▶ Objetivo do exercício
De acordo com o texto sobre o caso de intolerância religiosa, em que local Caroline Xavier embarcou no carro solicitado?

▶ Trecho do documento
A estudante de jornalismo Caroline Xavier, 24, foi vítima de intolerância religiosa a caminho da sede do Ilê Ayê, no Curuzu, na manhã desta sexta-feira (27). A jovem tinha solicitado um carro da 99 pop por volta das 6h40 e chegou a realizar o embarque no Largo Terreiro de Jesus, no Centro Histórico de Salvador. Nos primeiros minutos do trajeto, o motorista perguntou qual seria o destino e, ao ouvir a resposta, disse que estava com problema no carro e que não costumava levar “gente macumbeira”. 

A primeira reação de Caroline foi pedir para que o motorista a levasse de volta, então, para o mesmo local onde a buscou. Ela conta que levou um tempo para entender que tinha sido vítima de intolerância religiosa. “A ficha não caiu logo, porque eu estava com pressa, a caminho de um momento que era importante para mim. Depois que eu entendi o que tanto ele dizia sobre o carro não estar funcionando, depois de ele reforçar a fala sobre a religião. [Foi então que] eu pedi que ele me levasse para onde me pegou”, relata.

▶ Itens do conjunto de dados
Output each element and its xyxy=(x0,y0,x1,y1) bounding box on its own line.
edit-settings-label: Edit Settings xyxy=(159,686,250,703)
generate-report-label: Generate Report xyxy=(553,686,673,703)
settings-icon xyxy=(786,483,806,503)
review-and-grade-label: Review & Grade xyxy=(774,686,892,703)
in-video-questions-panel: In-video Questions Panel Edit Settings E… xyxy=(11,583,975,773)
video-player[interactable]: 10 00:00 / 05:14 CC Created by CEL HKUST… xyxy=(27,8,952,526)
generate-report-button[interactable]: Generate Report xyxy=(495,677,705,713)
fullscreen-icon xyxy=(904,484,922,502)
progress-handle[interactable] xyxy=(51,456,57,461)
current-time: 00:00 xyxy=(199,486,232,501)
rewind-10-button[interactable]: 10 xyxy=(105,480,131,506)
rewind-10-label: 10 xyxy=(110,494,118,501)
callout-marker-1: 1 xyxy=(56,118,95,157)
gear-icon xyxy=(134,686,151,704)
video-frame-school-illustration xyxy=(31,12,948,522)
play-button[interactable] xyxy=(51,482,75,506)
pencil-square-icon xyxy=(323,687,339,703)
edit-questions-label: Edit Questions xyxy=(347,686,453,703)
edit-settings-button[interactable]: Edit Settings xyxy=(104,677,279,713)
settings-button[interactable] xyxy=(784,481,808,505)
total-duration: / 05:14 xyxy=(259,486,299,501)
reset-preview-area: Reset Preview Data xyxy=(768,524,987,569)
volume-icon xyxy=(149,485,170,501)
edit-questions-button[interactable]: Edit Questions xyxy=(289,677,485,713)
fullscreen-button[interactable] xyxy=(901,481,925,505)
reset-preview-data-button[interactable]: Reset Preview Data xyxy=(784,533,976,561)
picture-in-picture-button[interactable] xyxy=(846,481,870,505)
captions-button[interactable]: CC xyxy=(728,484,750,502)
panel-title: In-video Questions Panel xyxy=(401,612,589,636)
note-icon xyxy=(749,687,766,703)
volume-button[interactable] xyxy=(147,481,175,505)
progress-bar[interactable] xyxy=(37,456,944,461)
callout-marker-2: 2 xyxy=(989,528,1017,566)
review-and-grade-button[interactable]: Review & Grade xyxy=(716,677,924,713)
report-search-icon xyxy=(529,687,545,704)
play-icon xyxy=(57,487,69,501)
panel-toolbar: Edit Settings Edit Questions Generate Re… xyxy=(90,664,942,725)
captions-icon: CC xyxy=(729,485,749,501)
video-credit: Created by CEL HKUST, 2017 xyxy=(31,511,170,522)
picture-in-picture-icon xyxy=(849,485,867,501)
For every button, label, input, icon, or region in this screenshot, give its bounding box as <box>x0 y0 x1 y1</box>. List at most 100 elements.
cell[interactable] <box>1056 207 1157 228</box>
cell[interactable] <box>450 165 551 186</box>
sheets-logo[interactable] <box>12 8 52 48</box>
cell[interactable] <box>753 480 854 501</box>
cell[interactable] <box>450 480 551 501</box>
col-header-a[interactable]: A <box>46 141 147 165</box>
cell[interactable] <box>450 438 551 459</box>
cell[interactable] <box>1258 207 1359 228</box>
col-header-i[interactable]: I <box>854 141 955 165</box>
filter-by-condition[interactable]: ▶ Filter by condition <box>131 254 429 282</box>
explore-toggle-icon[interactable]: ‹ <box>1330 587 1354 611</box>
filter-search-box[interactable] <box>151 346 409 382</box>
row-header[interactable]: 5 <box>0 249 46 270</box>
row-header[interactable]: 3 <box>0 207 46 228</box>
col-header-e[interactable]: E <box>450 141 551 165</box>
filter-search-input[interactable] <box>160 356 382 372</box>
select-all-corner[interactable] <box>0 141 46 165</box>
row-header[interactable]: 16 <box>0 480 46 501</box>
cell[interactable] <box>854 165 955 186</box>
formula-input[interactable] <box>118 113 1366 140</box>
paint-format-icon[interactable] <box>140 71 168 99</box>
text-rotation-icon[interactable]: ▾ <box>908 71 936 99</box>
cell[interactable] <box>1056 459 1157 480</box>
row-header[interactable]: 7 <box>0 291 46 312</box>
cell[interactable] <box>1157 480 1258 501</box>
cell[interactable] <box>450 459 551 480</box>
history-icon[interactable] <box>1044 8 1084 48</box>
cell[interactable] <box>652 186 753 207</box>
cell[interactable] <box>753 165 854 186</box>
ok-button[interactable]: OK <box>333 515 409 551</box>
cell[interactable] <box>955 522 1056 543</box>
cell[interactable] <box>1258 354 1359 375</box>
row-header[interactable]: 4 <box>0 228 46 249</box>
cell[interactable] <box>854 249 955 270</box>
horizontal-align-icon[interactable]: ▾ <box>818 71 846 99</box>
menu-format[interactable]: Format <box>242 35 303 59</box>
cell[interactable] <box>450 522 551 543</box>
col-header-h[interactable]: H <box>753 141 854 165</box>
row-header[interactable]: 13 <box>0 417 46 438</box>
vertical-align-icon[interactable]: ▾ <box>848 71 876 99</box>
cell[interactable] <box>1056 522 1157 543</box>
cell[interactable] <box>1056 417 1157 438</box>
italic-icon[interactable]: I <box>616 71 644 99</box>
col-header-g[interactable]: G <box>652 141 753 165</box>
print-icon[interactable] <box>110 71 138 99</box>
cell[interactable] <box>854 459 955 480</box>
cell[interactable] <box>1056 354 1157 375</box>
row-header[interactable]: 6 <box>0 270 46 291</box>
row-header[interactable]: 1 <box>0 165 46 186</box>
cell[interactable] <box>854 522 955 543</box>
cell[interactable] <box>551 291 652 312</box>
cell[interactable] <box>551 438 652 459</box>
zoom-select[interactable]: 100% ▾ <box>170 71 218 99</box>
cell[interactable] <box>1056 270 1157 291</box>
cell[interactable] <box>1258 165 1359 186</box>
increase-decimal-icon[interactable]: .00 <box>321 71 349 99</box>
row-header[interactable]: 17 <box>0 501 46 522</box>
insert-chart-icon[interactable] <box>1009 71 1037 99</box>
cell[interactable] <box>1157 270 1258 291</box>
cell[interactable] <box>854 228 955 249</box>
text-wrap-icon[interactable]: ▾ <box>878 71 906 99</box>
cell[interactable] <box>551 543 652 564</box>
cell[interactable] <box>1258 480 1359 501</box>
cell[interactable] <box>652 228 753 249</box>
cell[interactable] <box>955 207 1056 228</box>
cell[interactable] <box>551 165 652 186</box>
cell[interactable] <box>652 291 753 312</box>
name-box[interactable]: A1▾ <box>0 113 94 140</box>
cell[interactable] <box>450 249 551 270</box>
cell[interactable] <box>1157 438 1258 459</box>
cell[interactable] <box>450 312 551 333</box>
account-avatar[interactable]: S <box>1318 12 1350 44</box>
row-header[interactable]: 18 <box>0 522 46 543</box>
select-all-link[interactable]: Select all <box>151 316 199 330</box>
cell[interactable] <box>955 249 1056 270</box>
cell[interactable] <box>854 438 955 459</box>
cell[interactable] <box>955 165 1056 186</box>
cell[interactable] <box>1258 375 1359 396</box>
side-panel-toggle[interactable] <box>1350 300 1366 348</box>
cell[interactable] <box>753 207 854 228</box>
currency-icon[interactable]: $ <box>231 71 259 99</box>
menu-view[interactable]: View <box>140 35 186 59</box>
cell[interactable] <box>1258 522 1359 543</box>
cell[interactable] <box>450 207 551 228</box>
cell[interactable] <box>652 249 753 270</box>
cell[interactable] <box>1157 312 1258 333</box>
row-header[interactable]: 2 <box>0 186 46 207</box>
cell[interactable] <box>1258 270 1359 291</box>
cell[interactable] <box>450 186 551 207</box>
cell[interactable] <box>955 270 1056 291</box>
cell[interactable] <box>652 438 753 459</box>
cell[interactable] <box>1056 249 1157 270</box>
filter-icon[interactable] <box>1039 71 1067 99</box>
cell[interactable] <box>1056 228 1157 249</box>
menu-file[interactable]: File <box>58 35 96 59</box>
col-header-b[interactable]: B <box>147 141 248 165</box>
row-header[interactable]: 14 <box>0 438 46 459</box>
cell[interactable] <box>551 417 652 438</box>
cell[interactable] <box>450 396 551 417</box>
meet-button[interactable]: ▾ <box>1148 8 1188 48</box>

▶ Quadro de resposta
No Largo Terreiro de Jesus, no Centro Histórico de Salvador.